Work to do |
Present the following data again exactly as it is shown.

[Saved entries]
━━━━
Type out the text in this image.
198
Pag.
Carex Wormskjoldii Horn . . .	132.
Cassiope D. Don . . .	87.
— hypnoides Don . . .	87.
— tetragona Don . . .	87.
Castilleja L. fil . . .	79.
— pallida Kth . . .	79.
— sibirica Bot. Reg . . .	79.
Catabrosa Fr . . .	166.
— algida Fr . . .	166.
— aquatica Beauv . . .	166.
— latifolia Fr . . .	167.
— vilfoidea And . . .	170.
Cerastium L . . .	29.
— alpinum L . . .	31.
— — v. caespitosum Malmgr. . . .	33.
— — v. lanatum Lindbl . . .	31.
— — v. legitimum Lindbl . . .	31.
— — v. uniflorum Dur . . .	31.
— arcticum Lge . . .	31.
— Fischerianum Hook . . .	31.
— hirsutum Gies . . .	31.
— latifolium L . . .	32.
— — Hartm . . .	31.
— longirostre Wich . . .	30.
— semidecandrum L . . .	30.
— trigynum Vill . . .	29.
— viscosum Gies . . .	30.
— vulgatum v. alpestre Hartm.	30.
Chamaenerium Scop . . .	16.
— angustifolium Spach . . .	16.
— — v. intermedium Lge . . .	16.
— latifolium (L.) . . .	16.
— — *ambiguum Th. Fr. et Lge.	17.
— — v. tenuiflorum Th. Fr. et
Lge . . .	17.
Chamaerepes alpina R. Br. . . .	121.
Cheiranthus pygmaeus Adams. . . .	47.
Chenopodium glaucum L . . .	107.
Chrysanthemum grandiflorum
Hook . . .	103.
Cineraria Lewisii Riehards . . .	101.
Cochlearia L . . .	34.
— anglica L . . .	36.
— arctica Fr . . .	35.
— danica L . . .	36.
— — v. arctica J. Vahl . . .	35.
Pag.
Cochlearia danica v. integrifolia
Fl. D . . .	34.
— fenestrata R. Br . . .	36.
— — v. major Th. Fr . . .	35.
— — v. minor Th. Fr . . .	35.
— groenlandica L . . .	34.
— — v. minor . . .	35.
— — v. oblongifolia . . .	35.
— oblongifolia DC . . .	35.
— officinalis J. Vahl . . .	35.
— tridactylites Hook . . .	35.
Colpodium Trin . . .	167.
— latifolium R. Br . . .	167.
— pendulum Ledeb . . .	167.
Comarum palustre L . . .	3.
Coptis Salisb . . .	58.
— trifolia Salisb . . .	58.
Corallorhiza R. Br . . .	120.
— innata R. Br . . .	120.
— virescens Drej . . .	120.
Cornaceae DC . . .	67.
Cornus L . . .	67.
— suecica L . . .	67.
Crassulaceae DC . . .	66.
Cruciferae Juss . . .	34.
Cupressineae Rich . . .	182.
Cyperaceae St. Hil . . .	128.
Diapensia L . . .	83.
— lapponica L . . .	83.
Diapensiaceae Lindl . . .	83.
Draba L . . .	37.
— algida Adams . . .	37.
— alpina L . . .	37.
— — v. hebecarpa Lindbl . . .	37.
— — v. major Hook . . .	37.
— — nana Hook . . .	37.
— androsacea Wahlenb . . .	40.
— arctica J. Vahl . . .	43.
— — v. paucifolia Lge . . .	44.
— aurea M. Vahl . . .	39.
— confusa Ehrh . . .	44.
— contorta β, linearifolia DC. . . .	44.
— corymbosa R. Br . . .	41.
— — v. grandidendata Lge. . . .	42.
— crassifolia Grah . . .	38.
━━━━
Exercise response |
Type out the text in this image.
198
Pag.
Carex Wormskjoldii Horn . . .	132.
Cassiope D. Don . . .	87.
— hypnoides Don . . .	87.
— tetragona Don . . .	87.
Castilleja L. fil . . .	79.
— pallida Kth . . .	79.
— sibirica Bot. Reg . . .	79.
Catabrosa Fr . . .	166.
— algida Fr . . .	166.
— aquatica Beauv . . .	166.
— latifolia Fr . . .	167.
— vilfoidea And . . .	170.
Cerastium L . . .	29.
— alpinum L . . .	31.
— — v. caespitosum Malmgr. . . .	33.
— — v. lanatum Lindbl . . .	31.
— — v. legitimum Lindbl . . .	31.
— — v. uniflorum Dur . . .	31.
— arcticum Lge . . .	31.
— Fischerianum Hook . . .	31.
— hirsutum Gies . . .	31.
— latifolium L . . .	32.
— — Hartm . . .	31.
— longirostre Wich . . .	30.
— semidecandrum L . . .	30.
— trigynum Vill . . .	29.
— viscosum Gies . . .	30.
— vulgatum v. alpestre Hartm.	30.
Chamaenerium Scop . . .	16.
— angustifolium Spach . . .	16.
— — v. intermedium Lge . . .	16.
— latifolium (L.) . . .	16.
— — *ambiguum Th. Fr. et Lge.	17.
— — v. tenuiflorum Th. Fr. et
Lge . . .	17.
Chamaerepes alpina R. Br. . . .	121.
Cheiranthus pygmaeus Adams. . . .	47.
Chenopodium glaucum L . . .	107.
Chrysanthemum grandiflorum
Hook . . .	103.
Cineraria Lewisii Riehards . . .	101.
Cochlearia L . . .	34.
— anglica L . . .	36.
— arctica Fr . . .	35.
— danica L . . .	36.
— — v. arctica J. Vahl . . .	35.
Pag.
Cochlearia danica v. integrifolia
Fl. D . . .	34.
— fenestrata R. Br . . .	36.
— — v. major Th. Fr . . .	35.
— — v. minor Th. Fr . . .	35.
— groenlandica L . . .	34.
— — v. minor . . .	35.
— — v. oblongifolia . . .	35.
— oblongifolia DC . . .	35.
— officinalis J. Vahl . . .	35.
— tridactylites Hook . . .	35.
Colpodium Trin . . .	167.
— latifolium R. Br . . .	167.
— pendulum Ledeb . . .	167.
Comarum palustre L . . .	3.
Coptis Salisb . . .	58.
— trifolia Salisb . . .	58.
Corallorhiza R. Br . . .	120.
— innata R. Br . . .	120.
— virescens Drej . . .	120.
Cornaceae DC . . .	67.
Cornus L . . .	67.
— suecica L . . .	67.
Crassulaceae DC . . .	66.
Cruciferae Juss . . .	34.
Cupressineae Rich . . .	182.
Cyperaceae St. Hil . . .	128.
Diapensia L . . .	83.
— lapponica L . . .	83.
Diapensiaceae Lindl . . .	83.
Draba L . . .	37.
— algida Adams . . .	37.
— alpina L . . .	37.
— — v. hebecarpa Lindbl . . .	37.
— — v. major Hook . . .	37.
— — nana Hook . . .	37.
— androsacea Wahlenb . . .	40.
— arctica J. Vahl . . .	43.
— — v. paucifolia Lge . . .	44.
— aurea M. Vahl . . .	39.
— confusa Ehrh . . .	44.
— contorta β, linearifolia DC. . . .	44.
— corymbosa R. Br . . .	41.
— — v. grandidendata Lge. . . .	42.
— crassifolia Grah . . .	38.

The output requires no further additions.